> WHAT YOU SHOULD DO: Do not copy the pictures; transcribe all other material exactly.
--- Begin EXTRACTED ENTRIES ---
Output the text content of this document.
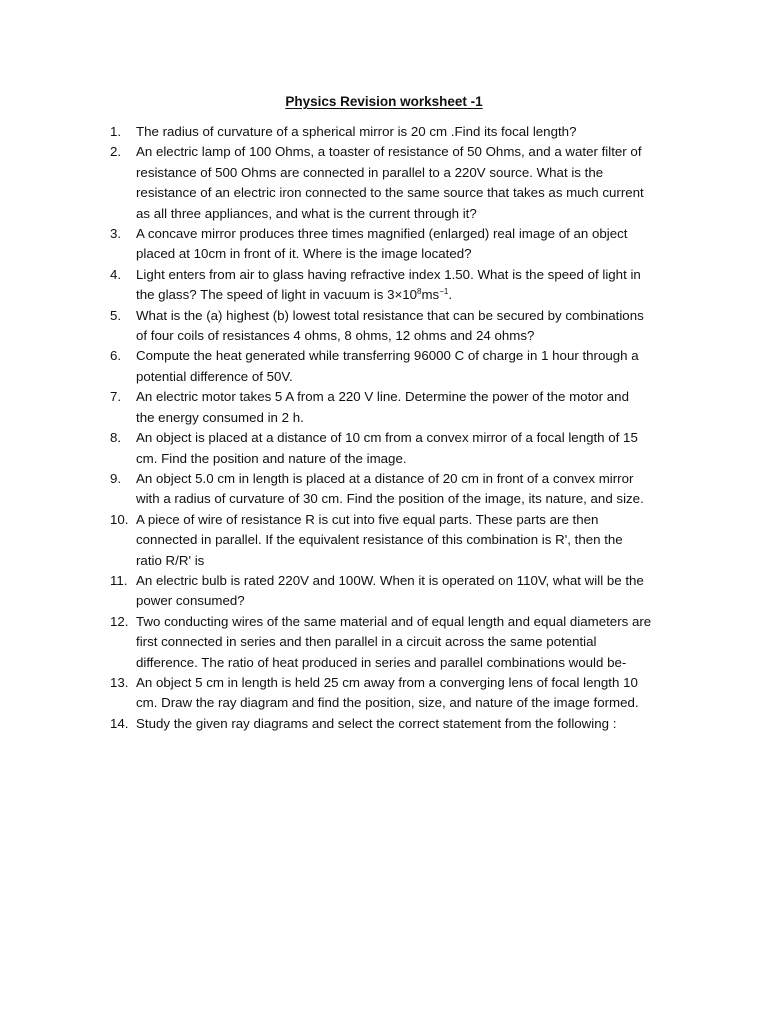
Physics Revision worksheet -1
1.	The radius of curvature of a spherical mirror is 20 cm .Find its focal length?
2.	An electric lamp of 100 Ohms, a toaster of resistance of 50 Ohms, and a water filter of
resistance of 500 Ohms are connected in parallel to a 220V source. What is the
resistance of an electric iron connected to the same source that takes as much current
as all three appliances, and what is the current through it?
3.	A concave mirror produces three times magnified (enlarged) real image of an object
placed at 10cm in front of it. Where is the image located?
4.	Light enters from air to glass having refractive index 1.50. What is the speed of light in
the glass? The speed of light in vacuum is $3\times 10^8ms^{-1}$.
5.	What is the (a) highest (b) lowest total resistance that can be secured by combinations
of four coils of resistances 4 ohms, 8 ohms, 12 ohms and 24 ohms?
6.	Compute the heat generated while transferring 96000 C of charge in 1 hour through a
potential difference of 50V.
7.	An electric motor takes 5 A from a 220 V line. Determine the power of the motor and
the energy consumed in 2 h.
8.	An object is placed at a distance of 10 cm from a convex mirror of a focal length of 15
cm. Find the position and nature of the image.
9.	An object 5.0 cm in length is placed at a distance of 20 cm in front of a convex mirror
with a radius of curvature of 30 cm. Find the position of the image, its nature, and size.
10. A piece of wire of resistance R is cut into five equal parts. These parts are then
connected in parallel. If the equivalent resistance of this combination is R', then the
ratio R/R' is
11. An electric bulb is rated 220V and 100W. When it is operated on 110V, what will be the
power consumed?
12. Two conducting wires of the same material and of equal length and equal diameters are
first connected in series and then parallel in a circuit across the same potential
difference. The ratio of heat produced in series and parallel combinations would be-
13. An object 5 cm in length is held 25 cm away from a converging lens of focal length 10
cm. Draw the ray diagram and find the position, size, and nature of the image formed.
14. Study the given ray diagrams and select the correct statement from the following :
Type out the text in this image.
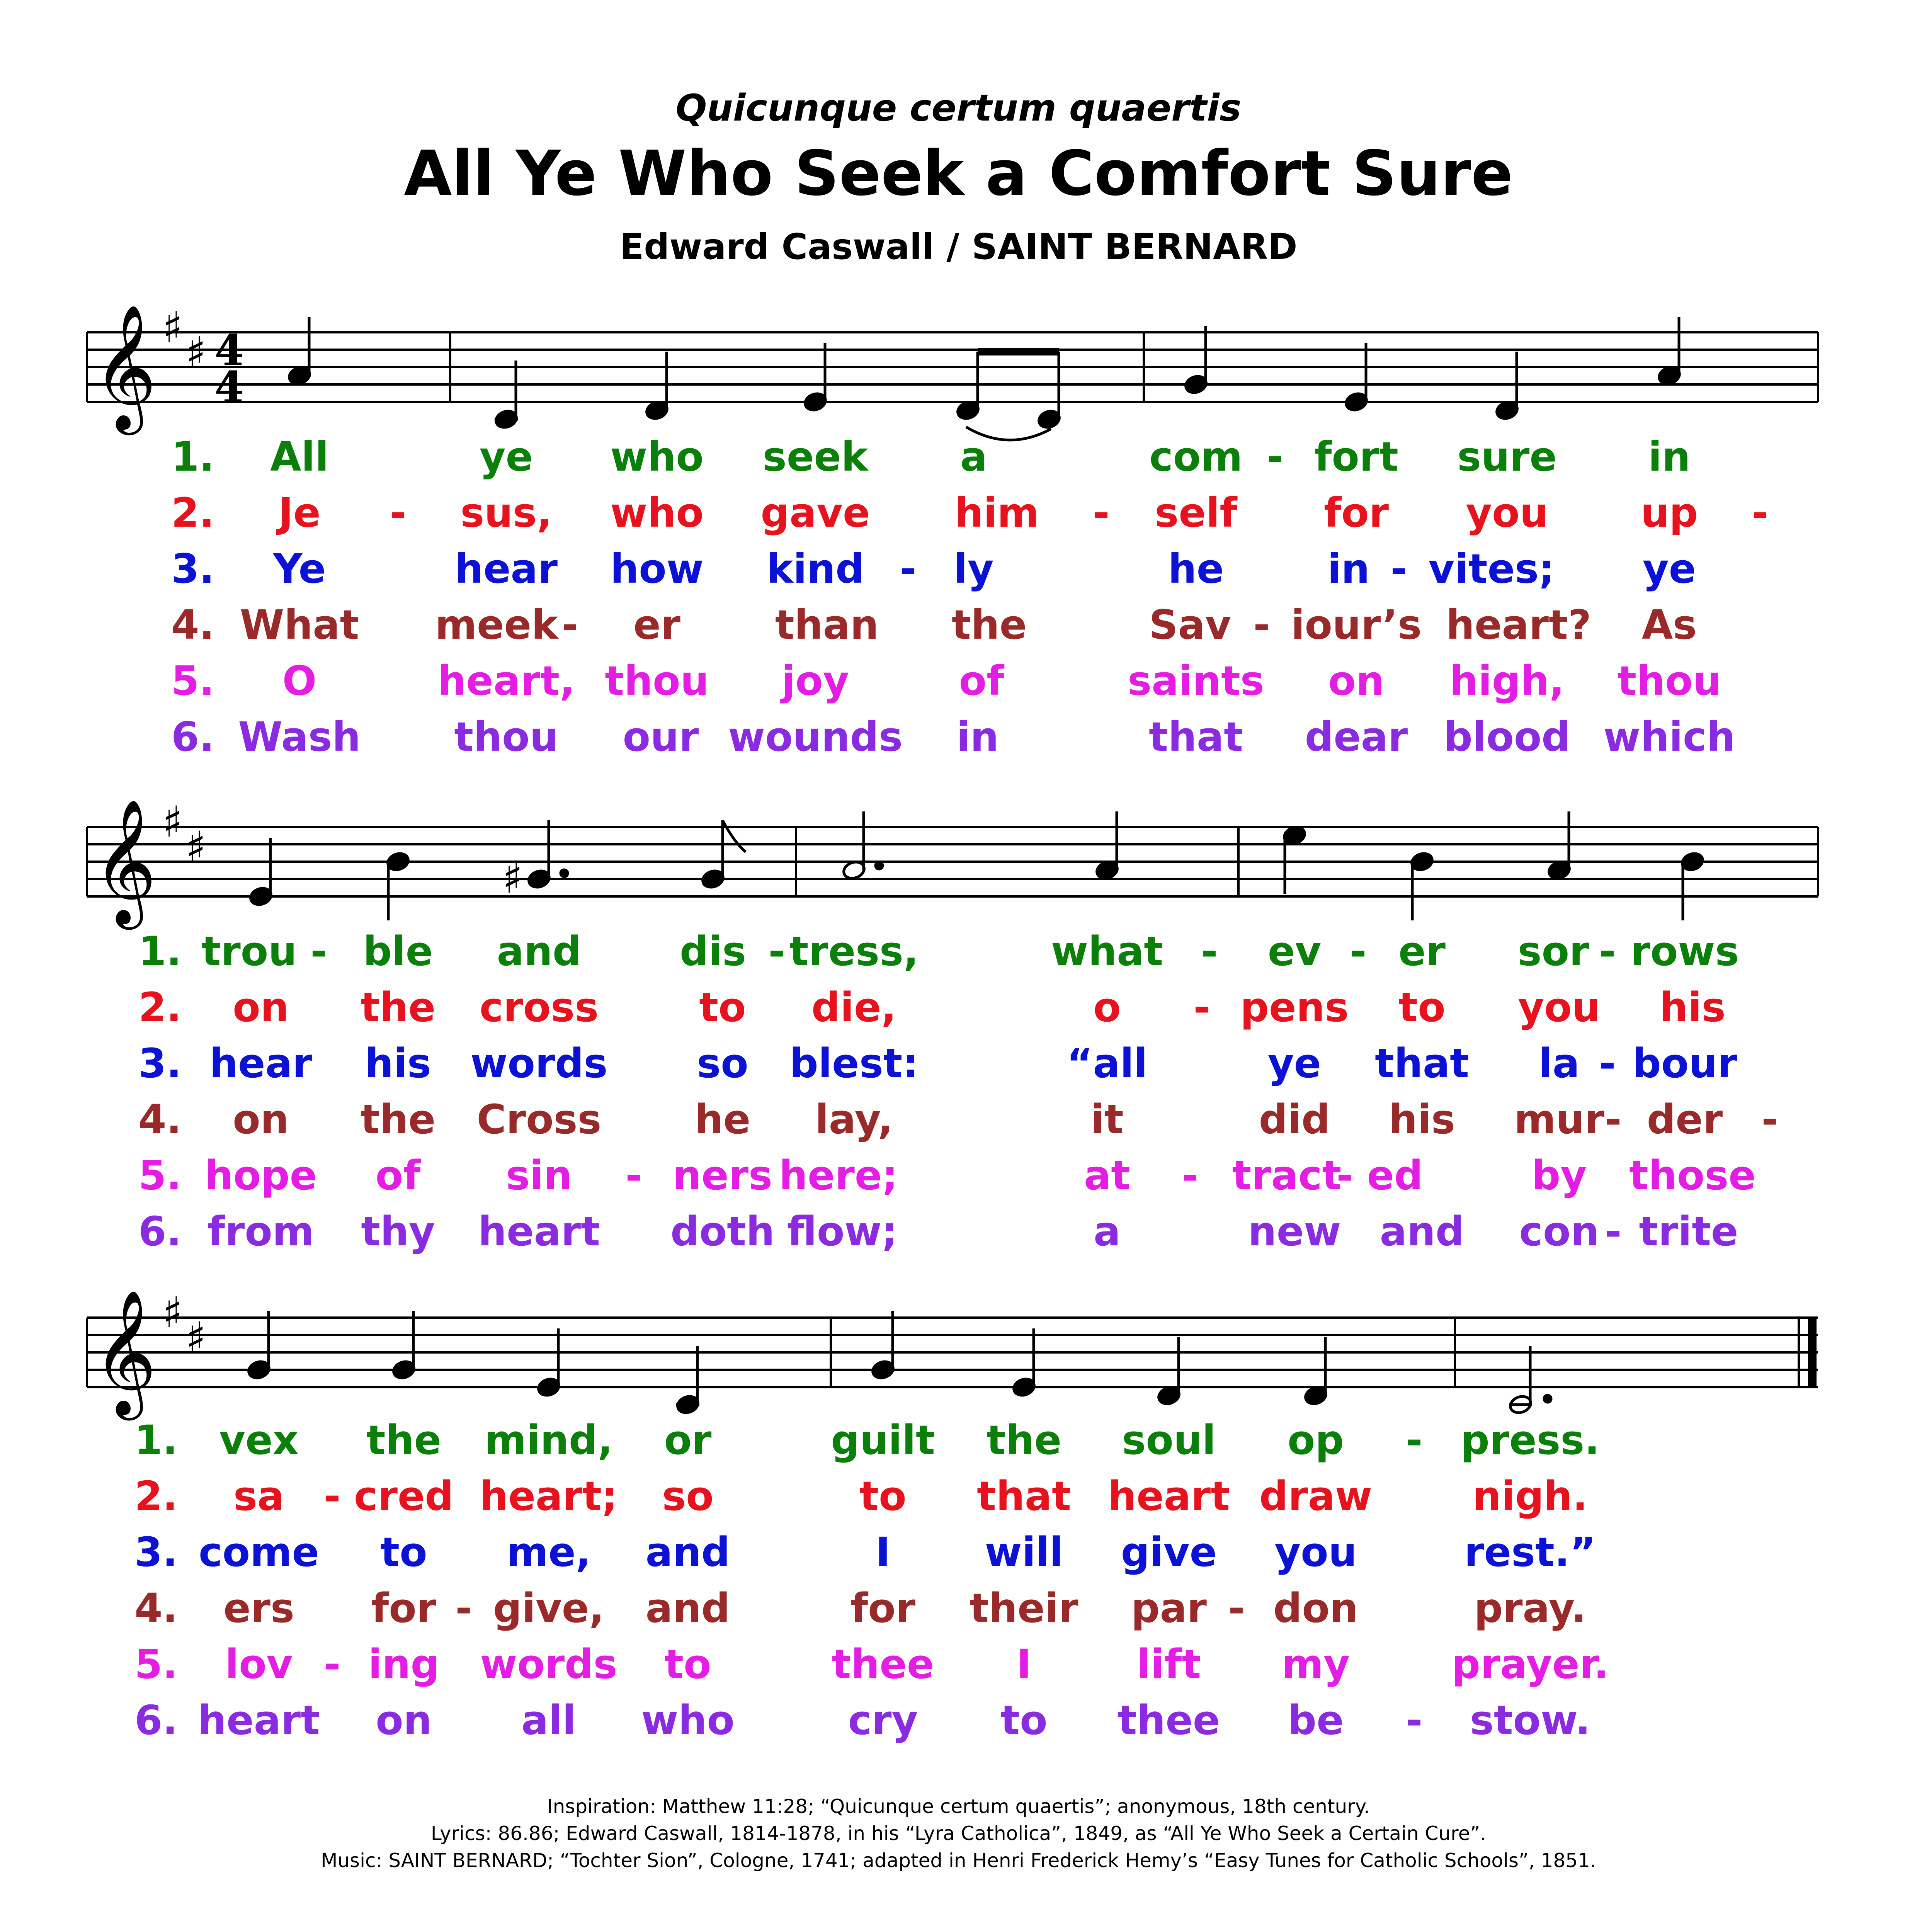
Quicunque certum quaertis
All Ye Who Seek a Comfort Sure
Edward Caswall / SAINT BERNARD
𝄞 ♯
♯ 4
4
𝄞 ♯
♯
♯
𝄞 ♯
♯
1. All	ye who seek a	com - fort sure in
2. Je - sus, who gave him - self for you up -
3. Ye	hear how kind - ly	he	in - vites; ye
4. What meek - er than the	Sav - iour’s heart? As
5. O	heart, thou joy	of	saints on high, thou
6. Wash thou our wounds in	that dear blood which
1. trou - ble and dis - tress,	what - ev - er sor - rows
2. on the cross	to die,	o - pens to you his
3. hear his words so blest:	“all	ye that la - bour
4. on the Cross he lay,	it	did his mur - der -
5. hope of sin - ners here;	at - tract
- ed	by those
6. from thy heart doth flow;	a	new and con - trite
1. vex the mind, or	guilt the soul op - press.
2. sa - cred heart; so	to that heart draw	nigh.
3. come to me, and	I will give you	rest.”
4. ers for - give, and	for their par - don	pray.
5. lov - ing words to	thee I	lift my	prayer.
6. heart on all who	cry to thee be - stow.
Inspiration: Matthew 11:28; “Quicunque certum quaertis”; anonymous, 18th century.
Lyrics: 86.86; Edward Caswall, 1814-1878, in his “Lyra Catholica”, 1849, as “All Ye Who Seek a Certain Cure”.
Music: SAINT BERNARD; “Tochter Sion”, Cologne, 1741; adapted in Henri Frederick Hemy’s “Easy Tunes for Catholic Schools”, 1851.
--- End EXTRACTED ENTRIES ---
> THE RESULT:
Output the text content of this document.
Physics Revision worksheet -1
1.	The radius of curvature of a spherical mirror is 20 cm .Find its focal length?
2.	An electric lamp of 100 Ohms, a toaster of resistance of 50 Ohms, and a water filter of
resistance of 500 Ohms are connected in parallel to a 220V source. What is the
resistance of an electric iron connected to the same source that takes as much current
as all three appliances, and what is the current through it?
3.	A concave mirror produces three times magnified (enlarged) real image of an object
placed at 10cm in front of it. Where is the image located?
4.	Light enters from air to glass having refractive index 1.50. What is the speed of light in
the glass? The speed of light in vacuum is $3\times 10^8ms^{-1}$.
5.	What is the (a) highest (b) lowest total resistance that can be secured by combinations
of four coils of resistances 4 ohms, 8 ohms, 12 ohms and 24 ohms?
6.	Compute the heat generated while transferring 96000 C of charge in 1 hour through a
potential difference of 50V.
7.	An electric motor takes 5 A from a 220 V line. Determine the power of the motor and
the energy consumed in 2 h.
8.	An object is placed at a distance of 10 cm from a convex mirror of a focal length of 15
cm. Find the position and nature of the image.
9.	An object 5.0 cm in length is placed at a distance of 20 cm in front of a convex mirror
with a radius of curvature of 30 cm. Find the position of the image, its nature, and size.
10. A piece of wire of resistance R is cut into five equal parts. These parts are then
connected in parallel. If the equivalent resistance of this combination is R', then the
ratio R/R' is
11. An electric bulb is rated 220V and 100W. When it is operated on 110V, what will be the
power consumed?
12. Two conducting wires of the same material and of equal length and equal diameters are
first connected in series and then parallel in a circuit across the same potential
difference. The ratio of heat produced in series and parallel combinations would be-
13. An object 5 cm in length is held 25 cm away from a converging lens of focal length 10
cm. Draw the ray diagram and find the position, size, and nature of the image formed.
14. Study the given ray diagrams and select the correct statement from the following :
Type out the text in this image.
Quicunque certum quaertis
All Ye Who Seek a Comfort Sure
Edward Caswall / SAINT BERNARD
𝄞 ♯
♯ 4
4
𝄞 ♯
♯
♯
𝄞 ♯
♯
1. All	ye who seek a	com - fort sure in
2. Je - sus, who gave him - self for you up -
3. Ye	hear how kind - ly	he	in - vites; ye
4. What meek - er than the	Sav - iour’s heart? As
5. O	heart, thou joy	of	saints on high, thou
6. Wash thou our wounds in	that dear blood which
1. trou - ble and dis - tress,	what - ev - er sor - rows
2. on the cross	to die,	o - pens to you his
3. hear his words so blest:	“all	ye that la - bour
4. on the Cross he lay,	it	did his mur - der -
5. hope of sin - ners here;	at - tract
- ed	by those
6. from thy heart doth flow;	a	new and con - trite
1. vex the mind, or	guilt the soul op - press.
2. sa - cred heart; so	to that heart draw	nigh.
3. come to me, and	I will give you	rest.”
4. ers for - give, and	for their par - don	pray.
5. lov - ing words to	thee I	lift my	prayer.
6. heart on all who	cry to thee be - stow.
Inspiration: Matthew 11:28; “Quicunque certum quaertis”; anonymous, 18th century.
Lyrics: 86.86; Edward Caswall, 1814-1878, in his “Lyra Catholica”, 1849, as “All Ye Who Seek a Certain Cure”.
Music: SAINT BERNARD; “Tochter Sion”, Cologne, 1741; adapted in Henri Frederick Hemy’s “Easy Tunes for Catholic Schools”, 1851.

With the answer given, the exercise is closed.